[Start of DATA SUPPLIED]

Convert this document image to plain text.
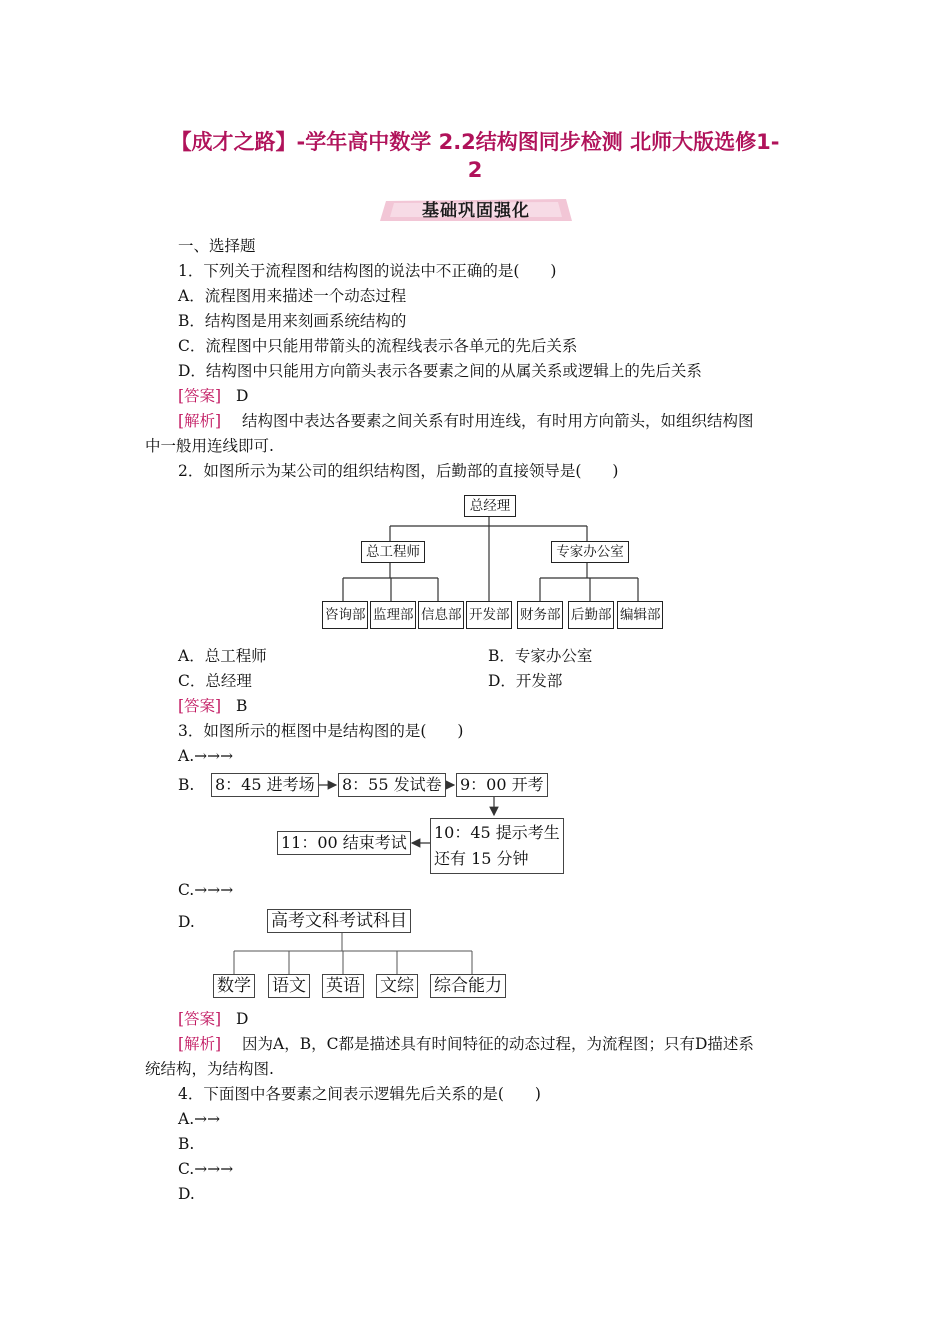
【成才之路】-学年高中数学 2.2结构图同步检测 北师大版选修1-
2
基础巩固强化
一、选择题
1．下列关于流程图和结构图的说法中不正确的是(　　)
A．流程图用来描述一个动态过程
B．结构图是用来刻画系统结构的
C．流程图中只能用带箭头的流程线表示各单元的先后关系
D．结构图中只能用方向箭头表示各要素之间的从属关系或逻辑上的先后关系
[答案] D
[解析] 结构图中表达各要素之间关系有时用连线，有时用方向箭头，如组织结构图
中一般用连线即可.
2．如图所示为某公司的组织结构图，后勤部的直接领导是(　　)
总经理
总工程师	专家办公室
咨询部 监理部 信息部 开发部 财务部 后勤部 编辑部
A．总工程师	B．专家办公室
C．总经理	D．开发部
[答案] B
3．如图所示的框图中是结构图的是(　　)
A.→→→
B. 8：45 进考场 8：55 发试卷 9：00 开考
10：45 提示考生
还有 15 分钟
11：00 结束考试
C.→→→
D.	高考文科考试科目
数学 语文 英语 文综 综合能力
[答案] D
[解析] 因为A，B，C都是描述具有时间特征的动态过程，为流程图；只有D描述系
统结构，为结构图.
4．下面图中各要素之间表示逻辑先后关系的是(　　)
A.→→
B.
C.→→→
D.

[End of DATA SUPPLIED]

__EXERCISE INSTRUCTIONS__. Transcribe every entry word for word, but skip the pictures.

__WRITTEN ANSWER__.
Convert this document image to plain text.
【成才之路】-学年高中数学 2.2结构图同步检测 北师大版选修1-
2
基础巩固强化
一、选择题
1．下列关于流程图和结构图的说法中不正确的是(　　)
A．流程图用来描述一个动态过程
B．结构图是用来刻画系统结构的
C．流程图中只能用带箭头的流程线表示各单元的先后关系
D．结构图中只能用方向箭头表示各要素之间的从属关系或逻辑上的先后关系
[答案] D
[解析] 结构图中表达各要素之间关系有时用连线，有时用方向箭头，如组织结构图
中一般用连线即可.
2．如图所示为某公司的组织结构图，后勤部的直接领导是(　　)
总经理
总工程师	专家办公室
咨询部 监理部 信息部 开发部 财务部 后勤部 编辑部
A．总工程师	B．专家办公室
C．总经理	D．开发部
[答案] B
3．如图所示的框图中是结构图的是(　　)
A.→→→
B. 8：45 进考场 8：55 发试卷 9：00 开考
10：45 提示考生
还有 15 分钟
11：00 结束考试
C.→→→
D.	高考文科考试科目
数学 语文 英语 文综 综合能力
[答案] D
[解析] 因为A，B，C都是描述具有时间特征的动态过程，为流程图；只有D描述系
统结构，为结构图.
4．下面图中各要素之间表示逻辑先后关系的是(　　)
A.→→
B.
C.→→→
D.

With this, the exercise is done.